Problem details:
Would you copy each line of the records that includes the word "فروشگاه"?

Stored data Block Start

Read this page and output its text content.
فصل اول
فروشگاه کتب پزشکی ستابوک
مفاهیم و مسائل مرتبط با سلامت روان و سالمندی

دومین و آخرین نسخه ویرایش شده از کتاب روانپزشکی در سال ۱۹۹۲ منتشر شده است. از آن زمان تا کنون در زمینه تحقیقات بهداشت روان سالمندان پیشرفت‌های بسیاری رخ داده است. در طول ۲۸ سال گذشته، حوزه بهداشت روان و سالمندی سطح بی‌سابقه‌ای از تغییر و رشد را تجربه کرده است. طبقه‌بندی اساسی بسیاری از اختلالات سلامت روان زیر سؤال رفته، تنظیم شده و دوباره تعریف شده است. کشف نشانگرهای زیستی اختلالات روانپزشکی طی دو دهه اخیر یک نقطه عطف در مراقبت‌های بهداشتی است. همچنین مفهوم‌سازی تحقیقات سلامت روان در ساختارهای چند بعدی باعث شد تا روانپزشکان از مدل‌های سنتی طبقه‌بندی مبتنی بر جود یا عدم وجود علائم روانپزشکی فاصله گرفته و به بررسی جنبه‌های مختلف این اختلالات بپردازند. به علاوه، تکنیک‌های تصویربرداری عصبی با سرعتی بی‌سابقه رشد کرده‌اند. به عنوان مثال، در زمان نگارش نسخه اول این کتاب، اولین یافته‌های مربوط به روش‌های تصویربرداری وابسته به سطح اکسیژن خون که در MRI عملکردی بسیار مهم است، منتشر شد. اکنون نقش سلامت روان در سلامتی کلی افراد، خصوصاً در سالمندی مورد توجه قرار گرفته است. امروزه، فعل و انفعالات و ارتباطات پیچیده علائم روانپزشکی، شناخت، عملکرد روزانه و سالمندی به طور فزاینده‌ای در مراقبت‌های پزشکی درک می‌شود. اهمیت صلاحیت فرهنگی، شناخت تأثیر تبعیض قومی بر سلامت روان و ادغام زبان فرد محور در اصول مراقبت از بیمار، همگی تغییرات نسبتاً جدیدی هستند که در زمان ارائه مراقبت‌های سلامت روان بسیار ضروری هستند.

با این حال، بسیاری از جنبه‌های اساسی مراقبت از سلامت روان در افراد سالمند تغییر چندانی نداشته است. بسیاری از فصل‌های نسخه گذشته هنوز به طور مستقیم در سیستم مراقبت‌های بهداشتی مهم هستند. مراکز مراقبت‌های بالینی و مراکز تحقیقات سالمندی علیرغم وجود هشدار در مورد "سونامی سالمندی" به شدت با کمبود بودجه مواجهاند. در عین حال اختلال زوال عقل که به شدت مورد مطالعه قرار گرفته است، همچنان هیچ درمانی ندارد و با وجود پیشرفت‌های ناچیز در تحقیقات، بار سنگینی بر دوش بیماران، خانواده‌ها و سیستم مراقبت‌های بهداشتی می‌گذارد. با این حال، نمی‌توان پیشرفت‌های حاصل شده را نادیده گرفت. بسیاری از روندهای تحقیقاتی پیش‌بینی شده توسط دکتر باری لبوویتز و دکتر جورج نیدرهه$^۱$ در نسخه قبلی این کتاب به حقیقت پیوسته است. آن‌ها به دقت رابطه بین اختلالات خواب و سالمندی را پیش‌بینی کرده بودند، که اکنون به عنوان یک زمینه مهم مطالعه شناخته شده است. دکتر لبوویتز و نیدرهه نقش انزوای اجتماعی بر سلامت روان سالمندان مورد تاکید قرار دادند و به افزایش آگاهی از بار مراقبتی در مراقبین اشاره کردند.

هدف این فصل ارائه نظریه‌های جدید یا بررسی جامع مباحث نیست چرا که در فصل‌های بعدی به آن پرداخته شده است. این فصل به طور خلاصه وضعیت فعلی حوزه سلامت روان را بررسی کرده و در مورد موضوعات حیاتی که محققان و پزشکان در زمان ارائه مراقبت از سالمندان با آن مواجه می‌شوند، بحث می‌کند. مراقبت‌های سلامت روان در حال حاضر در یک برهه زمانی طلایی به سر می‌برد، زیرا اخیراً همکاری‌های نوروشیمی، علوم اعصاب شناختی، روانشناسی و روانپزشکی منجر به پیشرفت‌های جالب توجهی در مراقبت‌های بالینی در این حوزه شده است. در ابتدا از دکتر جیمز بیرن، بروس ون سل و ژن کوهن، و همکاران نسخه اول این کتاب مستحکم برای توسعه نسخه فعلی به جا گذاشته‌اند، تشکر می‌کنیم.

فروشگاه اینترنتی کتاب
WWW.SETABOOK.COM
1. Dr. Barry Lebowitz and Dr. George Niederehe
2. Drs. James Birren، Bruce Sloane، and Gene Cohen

Stored data Block End

Response to this task:
فروشگاه کتب پزشکی ستابوک
فروشگاه اینترنتی کتاب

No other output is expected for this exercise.